* Aim: Extract the lines that hold the string "жука".

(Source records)
-*-*-

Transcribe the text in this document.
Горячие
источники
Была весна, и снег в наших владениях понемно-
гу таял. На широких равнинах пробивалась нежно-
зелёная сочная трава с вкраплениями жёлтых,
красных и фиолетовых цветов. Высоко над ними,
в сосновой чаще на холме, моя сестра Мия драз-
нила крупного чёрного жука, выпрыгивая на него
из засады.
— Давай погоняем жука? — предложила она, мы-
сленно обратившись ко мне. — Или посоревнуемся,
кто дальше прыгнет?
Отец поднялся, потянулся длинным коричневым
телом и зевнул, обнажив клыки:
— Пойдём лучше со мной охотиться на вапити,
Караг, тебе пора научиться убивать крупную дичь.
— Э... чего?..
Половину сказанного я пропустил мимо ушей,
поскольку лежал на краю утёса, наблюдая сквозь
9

-*-*-

* Solved problem:
нила крупного чёрного жука, выпрыгивая на него
— Давай погоняем жука? — предложила она, мы-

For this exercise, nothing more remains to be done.